EXERCISE DIRECTIONS: Write each line out exactly, leaving none out.

(Dataset rows about figures)
# # # #

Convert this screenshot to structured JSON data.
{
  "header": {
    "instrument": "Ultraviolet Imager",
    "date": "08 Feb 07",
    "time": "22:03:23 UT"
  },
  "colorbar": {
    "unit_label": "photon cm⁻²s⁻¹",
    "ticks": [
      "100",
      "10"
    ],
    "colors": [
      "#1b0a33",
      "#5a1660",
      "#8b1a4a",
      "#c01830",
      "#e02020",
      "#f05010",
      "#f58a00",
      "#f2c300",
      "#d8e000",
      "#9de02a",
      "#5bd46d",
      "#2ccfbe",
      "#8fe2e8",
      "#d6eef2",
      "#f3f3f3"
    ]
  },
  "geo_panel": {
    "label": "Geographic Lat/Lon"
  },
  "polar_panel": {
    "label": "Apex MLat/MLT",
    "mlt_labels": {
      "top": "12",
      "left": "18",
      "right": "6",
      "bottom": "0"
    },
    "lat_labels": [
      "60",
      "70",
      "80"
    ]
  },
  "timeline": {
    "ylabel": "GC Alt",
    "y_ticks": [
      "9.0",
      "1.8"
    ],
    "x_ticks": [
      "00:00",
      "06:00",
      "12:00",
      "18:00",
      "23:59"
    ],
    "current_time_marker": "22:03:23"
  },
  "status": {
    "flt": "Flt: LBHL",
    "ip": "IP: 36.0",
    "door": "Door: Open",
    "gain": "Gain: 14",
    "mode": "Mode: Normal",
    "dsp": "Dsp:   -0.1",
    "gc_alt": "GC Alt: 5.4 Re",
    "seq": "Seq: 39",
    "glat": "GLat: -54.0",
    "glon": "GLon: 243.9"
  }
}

# # # #

RESULT OF THIS EXERCISE:
Convert this screenshot to structured JSON data.
{
  "header": {
    "instrument": "Ultraviolet Imager",
    "date": "08 Feb 07",
    "time": "22:03:23 UT"
  },
  "colorbar": {
    "unit_label": "photon cm⁻²s⁻¹",
    "ticks": [
      "100",
      "10"
    ],
    "colors": [
      "#1b0a33",
      "#5a1660",
      "#8b1a4a",
      "#c01830",
      "#e02020",
      "#f05010",
      "#f58a00",
      "#f2c300",
      "#d8e000",
      "#9de02a",
      "#5bd46d",
      "#2ccfbe",
      "#8fe2e8",
      "#d6eef2",
      "#f3f3f3"
    ]
  },
  "geo_panel": {
    "label": "Geographic Lat/Lon"
  },
  "polar_panel": {
    "label": "Apex MLat/MLT",
    "mlt_labels": {
      "top": "12",
      "left": "18",
      "right": "6",
      "bottom": "0"
    },
    "lat_labels": [
      "60",
      "70",
      "80"
    ]
  },
  "timeline": {
    "ylabel": "GC Alt",
    "y_ticks": [
      "9.0",
      "1.8"
    ],
    "x_ticks": [
      "00:00",
      "06:00",
      "12:00",
      "18:00",
      "23:59"
    ],
    "current_time_marker": "22:03:23"
  },
  "status": {
    "flt": "Flt: LBHL",
    "ip": "IP: 36.0",
    "door": "Door: Open",
    "gain": "Gain: 14",
    "mode": "Mode: Normal",
    "dsp": "Dsp:   -0.1",
    "gc_alt": "GC Alt: 5.4 Re",
    "seq": "Seq: 39",
    "glat": "GLat: -54.0",
    "glon": "GLon: 243.9"
  }
}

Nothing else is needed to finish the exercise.